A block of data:
>> begin
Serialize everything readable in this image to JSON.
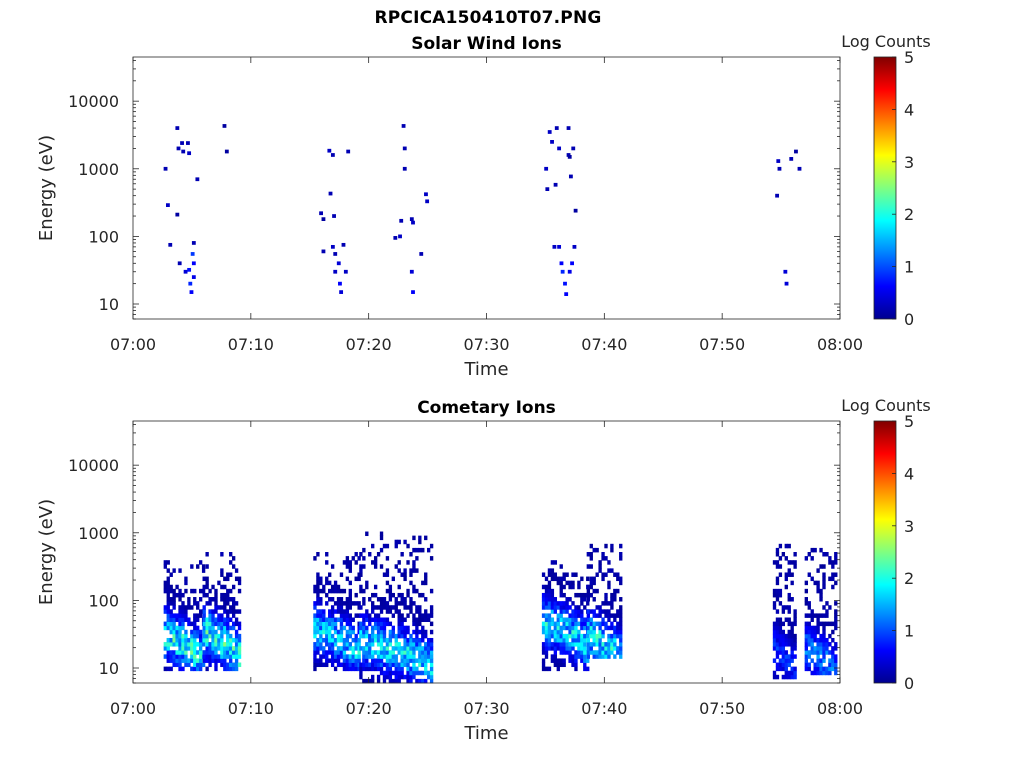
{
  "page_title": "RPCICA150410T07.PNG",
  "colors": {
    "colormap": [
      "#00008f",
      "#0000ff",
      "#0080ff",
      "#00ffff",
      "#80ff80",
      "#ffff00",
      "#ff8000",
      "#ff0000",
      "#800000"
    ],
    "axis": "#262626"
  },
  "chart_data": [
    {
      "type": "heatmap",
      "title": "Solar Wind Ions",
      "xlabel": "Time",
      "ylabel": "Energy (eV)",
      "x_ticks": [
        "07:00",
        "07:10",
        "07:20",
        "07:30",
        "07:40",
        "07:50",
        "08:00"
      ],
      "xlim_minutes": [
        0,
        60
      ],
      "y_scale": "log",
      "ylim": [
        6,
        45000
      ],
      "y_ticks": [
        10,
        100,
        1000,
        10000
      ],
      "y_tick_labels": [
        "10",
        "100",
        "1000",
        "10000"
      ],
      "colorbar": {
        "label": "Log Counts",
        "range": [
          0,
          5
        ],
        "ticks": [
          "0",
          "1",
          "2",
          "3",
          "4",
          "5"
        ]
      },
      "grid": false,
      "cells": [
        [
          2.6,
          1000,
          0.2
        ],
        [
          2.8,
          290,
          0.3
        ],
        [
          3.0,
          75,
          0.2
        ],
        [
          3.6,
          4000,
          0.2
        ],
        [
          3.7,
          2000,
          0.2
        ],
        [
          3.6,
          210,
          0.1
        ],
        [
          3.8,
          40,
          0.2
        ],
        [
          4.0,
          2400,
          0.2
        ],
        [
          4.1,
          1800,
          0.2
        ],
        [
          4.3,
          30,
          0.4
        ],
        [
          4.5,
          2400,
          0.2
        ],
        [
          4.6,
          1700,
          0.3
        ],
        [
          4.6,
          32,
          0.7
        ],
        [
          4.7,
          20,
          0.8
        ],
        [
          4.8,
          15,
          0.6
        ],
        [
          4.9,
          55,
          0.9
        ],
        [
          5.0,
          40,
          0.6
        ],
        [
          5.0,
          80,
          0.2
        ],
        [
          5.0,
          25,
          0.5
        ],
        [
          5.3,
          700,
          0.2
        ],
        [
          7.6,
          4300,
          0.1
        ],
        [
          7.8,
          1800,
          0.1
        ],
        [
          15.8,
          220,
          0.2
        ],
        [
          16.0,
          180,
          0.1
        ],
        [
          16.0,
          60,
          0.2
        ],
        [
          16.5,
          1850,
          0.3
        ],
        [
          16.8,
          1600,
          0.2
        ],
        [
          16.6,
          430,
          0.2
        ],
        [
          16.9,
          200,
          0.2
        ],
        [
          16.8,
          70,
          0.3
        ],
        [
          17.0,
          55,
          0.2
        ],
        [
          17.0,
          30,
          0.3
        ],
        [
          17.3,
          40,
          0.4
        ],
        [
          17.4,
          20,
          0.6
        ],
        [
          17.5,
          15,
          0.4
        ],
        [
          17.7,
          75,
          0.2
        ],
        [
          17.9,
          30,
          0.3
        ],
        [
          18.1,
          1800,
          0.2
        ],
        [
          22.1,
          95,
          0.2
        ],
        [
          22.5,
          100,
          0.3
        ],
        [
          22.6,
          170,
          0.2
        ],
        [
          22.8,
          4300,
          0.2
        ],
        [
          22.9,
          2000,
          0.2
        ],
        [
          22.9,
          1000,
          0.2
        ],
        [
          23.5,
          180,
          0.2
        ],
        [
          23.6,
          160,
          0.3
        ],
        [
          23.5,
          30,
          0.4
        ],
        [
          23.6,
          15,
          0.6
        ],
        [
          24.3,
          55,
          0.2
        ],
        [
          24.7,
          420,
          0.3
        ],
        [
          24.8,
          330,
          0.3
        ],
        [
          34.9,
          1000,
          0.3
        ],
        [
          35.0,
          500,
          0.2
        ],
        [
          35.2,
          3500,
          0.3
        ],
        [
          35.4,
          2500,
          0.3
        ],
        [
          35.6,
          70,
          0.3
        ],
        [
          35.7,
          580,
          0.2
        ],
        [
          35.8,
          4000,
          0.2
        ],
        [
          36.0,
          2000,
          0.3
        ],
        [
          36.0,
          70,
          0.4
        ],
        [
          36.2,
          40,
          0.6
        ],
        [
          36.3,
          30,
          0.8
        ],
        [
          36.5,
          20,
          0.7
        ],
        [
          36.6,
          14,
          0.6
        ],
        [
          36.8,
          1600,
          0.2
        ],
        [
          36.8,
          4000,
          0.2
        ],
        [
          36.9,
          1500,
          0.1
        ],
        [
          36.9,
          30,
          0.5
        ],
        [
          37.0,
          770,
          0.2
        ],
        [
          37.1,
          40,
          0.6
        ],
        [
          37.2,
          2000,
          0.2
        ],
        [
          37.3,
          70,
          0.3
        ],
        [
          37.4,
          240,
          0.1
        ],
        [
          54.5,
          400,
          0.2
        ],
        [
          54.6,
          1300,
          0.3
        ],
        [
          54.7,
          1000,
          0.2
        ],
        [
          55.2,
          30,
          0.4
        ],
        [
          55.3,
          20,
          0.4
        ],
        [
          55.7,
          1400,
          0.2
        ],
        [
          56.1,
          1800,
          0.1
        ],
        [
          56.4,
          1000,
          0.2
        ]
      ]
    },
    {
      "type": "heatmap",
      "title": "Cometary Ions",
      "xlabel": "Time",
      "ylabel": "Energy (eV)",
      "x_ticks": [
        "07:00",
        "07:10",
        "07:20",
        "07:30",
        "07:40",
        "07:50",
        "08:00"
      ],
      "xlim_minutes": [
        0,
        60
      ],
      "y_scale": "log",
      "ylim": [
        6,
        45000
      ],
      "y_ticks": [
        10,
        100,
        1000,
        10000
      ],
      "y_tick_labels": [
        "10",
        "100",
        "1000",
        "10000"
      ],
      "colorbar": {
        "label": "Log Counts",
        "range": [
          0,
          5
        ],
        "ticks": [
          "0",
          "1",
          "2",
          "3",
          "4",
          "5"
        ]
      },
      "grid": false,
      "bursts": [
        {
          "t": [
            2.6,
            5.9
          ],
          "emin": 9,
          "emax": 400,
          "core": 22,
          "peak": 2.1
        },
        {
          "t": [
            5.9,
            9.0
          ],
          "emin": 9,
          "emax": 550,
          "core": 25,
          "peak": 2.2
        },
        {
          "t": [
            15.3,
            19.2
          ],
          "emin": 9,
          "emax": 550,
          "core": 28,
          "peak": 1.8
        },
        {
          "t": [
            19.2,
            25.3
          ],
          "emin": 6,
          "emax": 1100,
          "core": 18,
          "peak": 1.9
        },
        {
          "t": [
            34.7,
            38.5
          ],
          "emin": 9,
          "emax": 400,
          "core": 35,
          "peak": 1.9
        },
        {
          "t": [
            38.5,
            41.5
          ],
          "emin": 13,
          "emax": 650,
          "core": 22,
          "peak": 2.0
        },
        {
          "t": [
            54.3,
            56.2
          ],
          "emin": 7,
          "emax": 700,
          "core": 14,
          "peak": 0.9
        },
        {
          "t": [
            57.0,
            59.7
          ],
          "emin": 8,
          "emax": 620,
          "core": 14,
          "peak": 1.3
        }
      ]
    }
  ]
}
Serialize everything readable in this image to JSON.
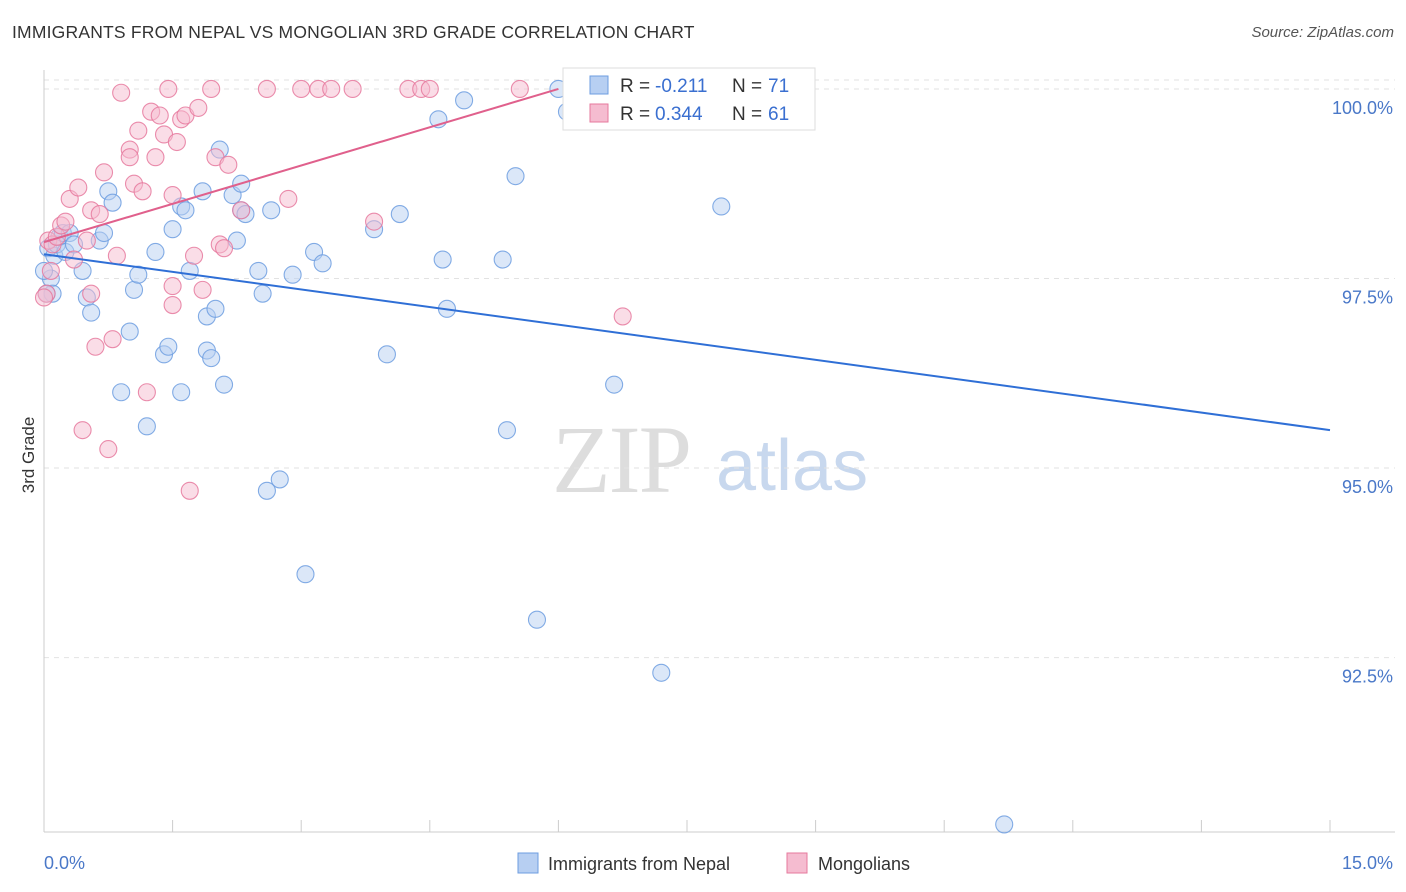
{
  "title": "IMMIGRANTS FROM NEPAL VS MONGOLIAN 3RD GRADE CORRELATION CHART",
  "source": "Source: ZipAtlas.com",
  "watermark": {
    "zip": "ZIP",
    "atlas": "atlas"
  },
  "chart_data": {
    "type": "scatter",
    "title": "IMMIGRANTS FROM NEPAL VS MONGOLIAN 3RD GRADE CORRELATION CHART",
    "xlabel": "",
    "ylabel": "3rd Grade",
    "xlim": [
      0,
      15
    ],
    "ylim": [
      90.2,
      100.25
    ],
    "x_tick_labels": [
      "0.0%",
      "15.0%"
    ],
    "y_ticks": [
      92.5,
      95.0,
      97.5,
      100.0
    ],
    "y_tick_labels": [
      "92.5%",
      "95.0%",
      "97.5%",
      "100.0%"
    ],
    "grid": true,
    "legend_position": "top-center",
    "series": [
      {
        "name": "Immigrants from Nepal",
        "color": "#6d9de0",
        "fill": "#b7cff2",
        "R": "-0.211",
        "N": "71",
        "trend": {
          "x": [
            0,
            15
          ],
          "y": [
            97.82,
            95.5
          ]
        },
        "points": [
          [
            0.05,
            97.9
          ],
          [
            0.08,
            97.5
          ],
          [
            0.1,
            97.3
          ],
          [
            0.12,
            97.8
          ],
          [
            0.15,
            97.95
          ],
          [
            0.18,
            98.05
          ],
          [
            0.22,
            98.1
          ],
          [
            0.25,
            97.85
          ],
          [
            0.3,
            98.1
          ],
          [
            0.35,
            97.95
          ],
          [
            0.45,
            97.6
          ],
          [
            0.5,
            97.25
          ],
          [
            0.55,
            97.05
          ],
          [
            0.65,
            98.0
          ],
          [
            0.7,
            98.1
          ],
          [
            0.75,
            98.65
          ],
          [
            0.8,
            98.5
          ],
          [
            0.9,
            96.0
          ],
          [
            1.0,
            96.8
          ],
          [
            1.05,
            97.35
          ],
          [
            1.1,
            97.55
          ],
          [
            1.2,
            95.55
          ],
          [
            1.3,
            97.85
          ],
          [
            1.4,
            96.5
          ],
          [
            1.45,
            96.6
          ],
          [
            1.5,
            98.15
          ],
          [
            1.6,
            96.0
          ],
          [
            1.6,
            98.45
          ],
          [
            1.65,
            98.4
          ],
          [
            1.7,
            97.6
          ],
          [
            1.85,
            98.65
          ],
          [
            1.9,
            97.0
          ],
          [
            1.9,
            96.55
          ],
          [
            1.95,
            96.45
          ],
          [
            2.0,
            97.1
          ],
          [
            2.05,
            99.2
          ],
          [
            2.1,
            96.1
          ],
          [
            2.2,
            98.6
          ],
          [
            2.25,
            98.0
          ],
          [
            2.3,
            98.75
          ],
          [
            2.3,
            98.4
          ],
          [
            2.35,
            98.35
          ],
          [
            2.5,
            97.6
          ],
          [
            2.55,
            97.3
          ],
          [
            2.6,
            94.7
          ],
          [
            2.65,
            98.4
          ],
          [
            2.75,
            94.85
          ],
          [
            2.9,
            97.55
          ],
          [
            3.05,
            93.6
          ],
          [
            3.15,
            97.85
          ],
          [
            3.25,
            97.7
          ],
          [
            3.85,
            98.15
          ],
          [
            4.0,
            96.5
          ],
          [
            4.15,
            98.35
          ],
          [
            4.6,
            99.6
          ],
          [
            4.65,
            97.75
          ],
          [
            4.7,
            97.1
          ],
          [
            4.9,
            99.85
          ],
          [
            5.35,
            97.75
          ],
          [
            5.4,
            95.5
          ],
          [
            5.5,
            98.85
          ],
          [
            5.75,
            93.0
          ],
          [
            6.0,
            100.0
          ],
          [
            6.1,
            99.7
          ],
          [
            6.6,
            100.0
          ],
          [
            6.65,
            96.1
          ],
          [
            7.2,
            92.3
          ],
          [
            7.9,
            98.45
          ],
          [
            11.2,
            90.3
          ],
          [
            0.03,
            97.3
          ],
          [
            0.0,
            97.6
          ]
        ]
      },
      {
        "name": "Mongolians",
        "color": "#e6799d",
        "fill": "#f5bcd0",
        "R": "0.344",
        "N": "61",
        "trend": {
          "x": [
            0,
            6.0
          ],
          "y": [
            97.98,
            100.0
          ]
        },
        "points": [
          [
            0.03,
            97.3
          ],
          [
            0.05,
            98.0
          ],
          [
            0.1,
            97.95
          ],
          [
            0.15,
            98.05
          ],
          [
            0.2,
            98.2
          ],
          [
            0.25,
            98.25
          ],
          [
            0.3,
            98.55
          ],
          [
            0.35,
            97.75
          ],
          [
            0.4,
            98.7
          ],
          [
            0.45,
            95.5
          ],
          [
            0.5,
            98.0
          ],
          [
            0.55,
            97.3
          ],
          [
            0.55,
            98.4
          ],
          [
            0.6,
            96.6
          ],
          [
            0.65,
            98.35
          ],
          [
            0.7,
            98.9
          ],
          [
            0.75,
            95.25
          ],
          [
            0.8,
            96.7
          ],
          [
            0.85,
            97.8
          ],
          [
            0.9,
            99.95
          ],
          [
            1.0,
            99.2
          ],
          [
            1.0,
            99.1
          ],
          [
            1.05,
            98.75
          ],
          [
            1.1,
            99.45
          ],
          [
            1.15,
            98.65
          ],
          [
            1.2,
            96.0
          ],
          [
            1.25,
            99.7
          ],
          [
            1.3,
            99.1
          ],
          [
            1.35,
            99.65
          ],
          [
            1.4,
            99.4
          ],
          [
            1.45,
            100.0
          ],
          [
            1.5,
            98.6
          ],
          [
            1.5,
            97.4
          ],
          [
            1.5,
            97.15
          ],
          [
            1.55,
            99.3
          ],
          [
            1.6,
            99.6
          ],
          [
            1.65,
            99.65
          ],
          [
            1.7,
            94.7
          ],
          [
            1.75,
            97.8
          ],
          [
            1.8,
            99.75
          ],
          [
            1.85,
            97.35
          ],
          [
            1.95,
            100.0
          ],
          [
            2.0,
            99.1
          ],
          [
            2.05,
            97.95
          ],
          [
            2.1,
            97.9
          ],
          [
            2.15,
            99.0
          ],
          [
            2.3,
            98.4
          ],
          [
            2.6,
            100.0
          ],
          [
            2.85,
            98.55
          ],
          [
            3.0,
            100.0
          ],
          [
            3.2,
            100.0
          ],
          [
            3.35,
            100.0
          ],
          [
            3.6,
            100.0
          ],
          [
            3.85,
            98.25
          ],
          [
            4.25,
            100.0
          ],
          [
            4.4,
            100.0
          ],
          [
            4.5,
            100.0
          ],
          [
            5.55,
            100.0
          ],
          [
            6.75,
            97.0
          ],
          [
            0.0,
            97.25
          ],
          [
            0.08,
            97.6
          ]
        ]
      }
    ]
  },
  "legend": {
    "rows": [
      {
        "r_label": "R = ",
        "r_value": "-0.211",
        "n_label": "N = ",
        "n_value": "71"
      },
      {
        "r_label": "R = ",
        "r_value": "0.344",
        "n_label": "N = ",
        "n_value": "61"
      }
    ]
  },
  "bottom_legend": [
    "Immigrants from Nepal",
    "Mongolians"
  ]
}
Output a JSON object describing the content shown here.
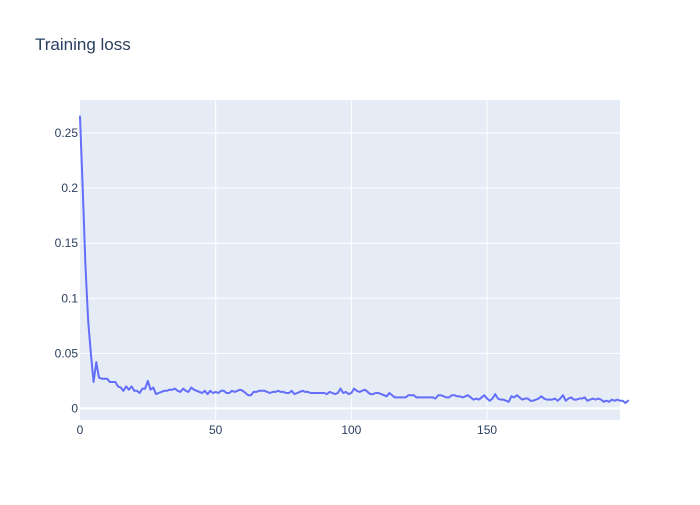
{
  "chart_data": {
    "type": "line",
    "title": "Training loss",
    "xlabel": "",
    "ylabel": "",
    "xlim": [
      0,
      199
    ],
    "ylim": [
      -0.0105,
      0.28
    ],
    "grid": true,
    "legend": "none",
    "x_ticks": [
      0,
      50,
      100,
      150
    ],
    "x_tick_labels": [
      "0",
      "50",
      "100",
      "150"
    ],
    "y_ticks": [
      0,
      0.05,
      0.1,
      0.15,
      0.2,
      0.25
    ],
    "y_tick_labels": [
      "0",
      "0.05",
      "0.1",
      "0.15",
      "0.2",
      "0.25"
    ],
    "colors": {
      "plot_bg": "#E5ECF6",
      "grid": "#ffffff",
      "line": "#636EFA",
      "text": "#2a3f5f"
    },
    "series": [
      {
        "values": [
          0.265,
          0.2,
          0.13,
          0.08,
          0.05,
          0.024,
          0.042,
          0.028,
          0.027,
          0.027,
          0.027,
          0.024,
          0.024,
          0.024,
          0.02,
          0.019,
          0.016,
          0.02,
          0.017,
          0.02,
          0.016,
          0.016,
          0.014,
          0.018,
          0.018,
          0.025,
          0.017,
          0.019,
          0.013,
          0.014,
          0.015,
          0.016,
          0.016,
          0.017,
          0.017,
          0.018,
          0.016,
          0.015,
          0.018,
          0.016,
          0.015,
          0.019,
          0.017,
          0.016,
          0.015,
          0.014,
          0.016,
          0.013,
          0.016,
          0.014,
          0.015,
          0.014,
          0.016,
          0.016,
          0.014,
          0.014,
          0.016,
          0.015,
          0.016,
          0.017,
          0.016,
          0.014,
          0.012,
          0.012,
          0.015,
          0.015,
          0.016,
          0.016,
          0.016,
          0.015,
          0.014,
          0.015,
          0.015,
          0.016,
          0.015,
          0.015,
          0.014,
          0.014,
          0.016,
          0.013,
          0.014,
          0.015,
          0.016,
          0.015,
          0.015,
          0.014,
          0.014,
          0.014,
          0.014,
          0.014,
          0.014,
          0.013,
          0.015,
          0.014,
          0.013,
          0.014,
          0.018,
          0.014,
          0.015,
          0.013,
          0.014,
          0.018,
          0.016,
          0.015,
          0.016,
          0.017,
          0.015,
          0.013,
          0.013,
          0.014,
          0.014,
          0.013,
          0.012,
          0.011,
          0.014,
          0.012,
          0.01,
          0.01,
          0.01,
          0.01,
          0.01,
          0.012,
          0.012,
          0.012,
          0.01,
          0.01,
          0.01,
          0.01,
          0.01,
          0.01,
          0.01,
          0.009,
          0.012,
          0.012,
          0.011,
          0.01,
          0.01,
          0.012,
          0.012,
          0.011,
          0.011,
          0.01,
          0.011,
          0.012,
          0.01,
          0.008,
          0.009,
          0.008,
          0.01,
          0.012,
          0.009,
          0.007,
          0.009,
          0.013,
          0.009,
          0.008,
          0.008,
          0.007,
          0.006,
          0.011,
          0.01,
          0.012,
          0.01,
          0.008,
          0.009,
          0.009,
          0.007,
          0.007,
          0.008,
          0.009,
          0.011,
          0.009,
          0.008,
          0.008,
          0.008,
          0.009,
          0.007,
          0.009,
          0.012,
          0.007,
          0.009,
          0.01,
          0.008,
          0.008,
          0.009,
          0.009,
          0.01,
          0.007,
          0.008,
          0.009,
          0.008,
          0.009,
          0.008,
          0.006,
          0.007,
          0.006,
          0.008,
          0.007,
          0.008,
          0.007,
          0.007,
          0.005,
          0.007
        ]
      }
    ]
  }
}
>> end
State how many lines of the listing include "type", and nothing more.

4